[Saved entries]

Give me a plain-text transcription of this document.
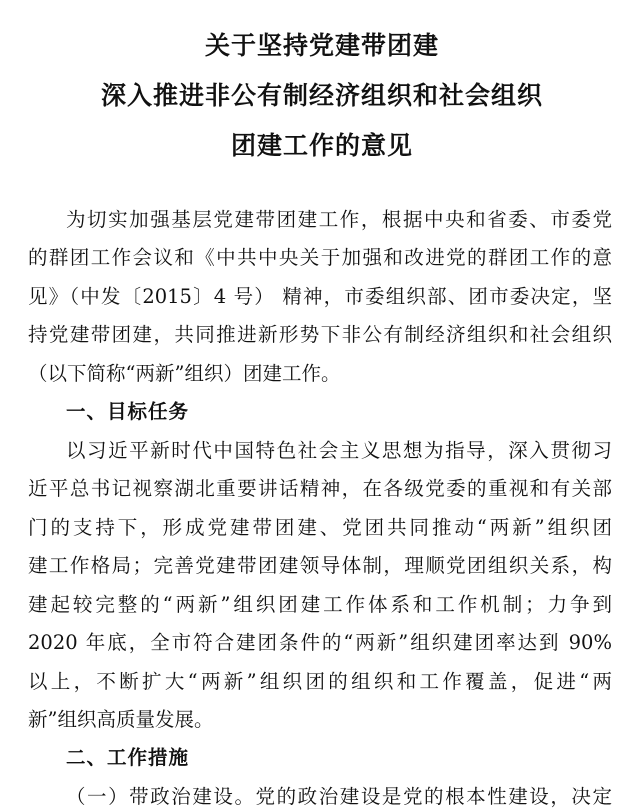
关于坚持党建带团建
深入推进非公有制经济组织和社会组织
团建工作的意见
为切实加强基层党建带团建工作，根据中央和省委、市委党
的群团工作会议和《中共中央关于加强和改进党的群团工作的意
见》（中发〔2015〕4 号） 精神，市委组织部、团市委决定，坚
持党建带团建，共同推进新形势下非公有制经济组织和社会组织
（以下简称“两新”组织）团建工作。
一、目标任务
以习近平新时代中国特色社会主义思想为指导，深入贯彻习
近平总书记视察湖北重要讲话精神，在各级党委的重视和有关部
门的支持下，形成党建带团建、党团共同推动“两新”组织团
建工作格局；完善党建带团建领导体制，理顺党团组织关系，构
建起较完整的“两新”组织团建工作体系和工作机制；力争到
2020 年底，全市符合建团条件的“两新”组织建团率达到 90%
以上，不断扩大“两新”组织团的组织和工作覆盖，促进“两
新”组织高质量发展。
二、工作措施
（一）带政治建设。党的政治建设是党的根本性建设，决定
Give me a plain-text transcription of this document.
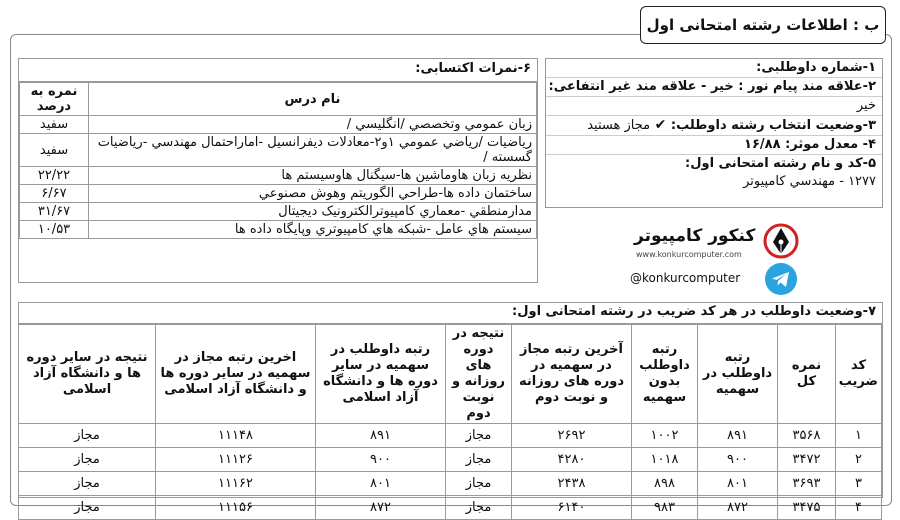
ب : اطلاعات رشته امتحانی اول
۱-شماره داوطلبی:
۲-علاقه مند پیام نور : خیر - علاقه مند غیر انتفاعی:
خیر
۳-وضعیت انتخاب رشته داوطلب: ✔ مجاز هستید
۴- معدل موثر: ۱۶/۸۸
۵-کد و نام رشته امتحانی اول:
۱۲۷۷ - مهندسي کامپيوتر
۶-نمرات اکتسابی:
نام درس	نمره به درصد
زبان عمومي وتخصصي /انگليسي /	سفيد
رياضيات /رياضي عمومي ۱و۲-معادلات ديفرانسيل -اماراحتمال مهندسي -رياضيات گسسته /	سفيد
نظريه زبان هاوماشين ها-سيگنال هاوسيستم ها	۲۲/۲۲
ساختمان داده ها-طراحي الگوريتم وهوش مصنوعي	۶/۶۷
مدارمنطقي -معماري کامپيوترالکترونيک ديجيتال	۳۱/۶۷
سيستم هاي عامل -شبکه هاي کامپيوتري وپايگاه داده ها	۱۰/۵۳	کنکور کامپیوتر
www.konkurcomputer.com
@konkurcomputer
۷-وضعیت داوطلب در هر کد ضریب در رشته امتحانی اول:
کد ضریب	نمره کل	رتبه داوطلب در سهمیه	رتبه داوطلب بدون سهمیه	آخرین رتبه مجاز در سهمیه در دوره های روزانه و نوبت دوم	نتیجه در دوره های روزانه و نوبت دوم	رتبه داوطلب در سهمیه در سایر دوره ها و دانشگاه آزاد اسلامی	اخرین رتبه مجاز در سهمیه در سایر دوره ها و دانشگاه آزاد اسلامی	نتیجه در سایر دوره ها و دانشگاه آزاد اسلامی
۱	۳۵۶۸	۸۹۱	۱۰۰۲	۲۶۹۲	مجاز	۸۹۱	۱۱۱۴۸	مجاز
۲	۳۴۷۲	۹۰۰	۱۰۱۸	۴۲۸۰	مجاز	۹۰۰	۱۱۱۲۶	مجاز
۳	۳۶۹۳	۸۰۱	۸۹۸	۲۴۳۸	مجاز	۸۰۱	۱۱۱۶۲	مجاز
۴	۳۴۷۵	۸۷۲	۹۸۳	۶۱۴۰	مجاز	۸۷۲	۱۱۱۵۶	مجاز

— Problem description —
Write every entry out again exactly, dropping the pictures.

— Response for this exercise —
Give me a plain-text transcription of this document.
关于坚持党建带团建
深入推进非公有制经济组织和社会组织
团建工作的意见
为切实加强基层党建带团建工作，根据中央和省委、市委党
的群团工作会议和《中共中央关于加强和改进党的群团工作的意
见》（中发〔2015〕4 号） 精神，市委组织部、团市委决定，坚
持党建带团建，共同推进新形势下非公有制经济组织和社会组织
（以下简称“两新”组织）团建工作。
一、目标任务
以习近平新时代中国特色社会主义思想为指导，深入贯彻习
近平总书记视察湖北重要讲话精神，在各级党委的重视和有关部
门的支持下，形成党建带团建、党团共同推动“两新”组织团
建工作格局；完善党建带团建领导体制，理顺党团组织关系，构
建起较完整的“两新”组织团建工作体系和工作机制；力争到
2020 年底，全市符合建团条件的“两新”组织建团率达到 90%
以上，不断扩大“两新”组织团的组织和工作覆盖，促进“两
新”组织高质量发展。
二、工作措施
（一）带政治建设。党的政治建设是党的根本性建设，决定
Give me a plain-text transcription of this document.
ب : اطلاعات رشته امتحانی اول
۱-شماره داوطلبی:
۲-علاقه مند پیام نور : خیر - علاقه مند غیر انتفاعی:
خیر
۳-وضعیت انتخاب رشته داوطلب: ✔ مجاز هستید
۴- معدل موثر: ۱۶/۸۸
۵-کد و نام رشته امتحانی اول:
۱۲۷۷ - مهندسي کامپيوتر
۶-نمرات اکتسابی:
نام درس	نمره به درصد
زبان عمومي وتخصصي /انگليسي /	سفيد
رياضيات /رياضي عمومي ۱و۲-معادلات ديفرانسيل -اماراحتمال مهندسي -رياضيات گسسته /	سفيد
نظريه زبان هاوماشين ها-سيگنال هاوسيستم ها	۲۲/۲۲
ساختمان داده ها-طراحي الگوريتم وهوش مصنوعي	۶/۶۷
مدارمنطقي -معماري کامپيوترالکترونيک ديجيتال	۳۱/۶۷
سيستم هاي عامل -شبکه هاي کامپيوتري وپايگاه داده ها	۱۰/۵۳	کنکور کامپیوتر
www.konkurcomputer.com
@konkurcomputer
۷-وضعیت داوطلب در هر کد ضریب در رشته امتحانی اول:
کد ضریب	نمره کل	رتبه داوطلب در سهمیه	رتبه داوطلب بدون سهمیه	آخرین رتبه مجاز در سهمیه در دوره های روزانه و نوبت دوم	نتیجه در دوره های روزانه و نوبت دوم	رتبه داوطلب در سهمیه در سایر دوره ها و دانشگاه آزاد اسلامی	اخرین رتبه مجاز در سهمیه در سایر دوره ها و دانشگاه آزاد اسلامی	نتیجه در سایر دوره ها و دانشگاه آزاد اسلامی
۱	۳۵۶۸	۸۹۱	۱۰۰۲	۲۶۹۲	مجاز	۸۹۱	۱۱۱۴۸	مجاز
۲	۳۴۷۲	۹۰۰	۱۰۱۸	۴۲۸۰	مجاز	۹۰۰	۱۱۱۲۶	مجاز
۳	۳۶۹۳	۸۰۱	۸۹۸	۲۴۳۸	مجاز	۸۰۱	۱۱۱۶۲	مجاز
۴	۳۴۷۵	۸۷۲	۹۸۳	۶۱۴۰	مجاز	۸۷۲	۱۱۱۵۶	مجاز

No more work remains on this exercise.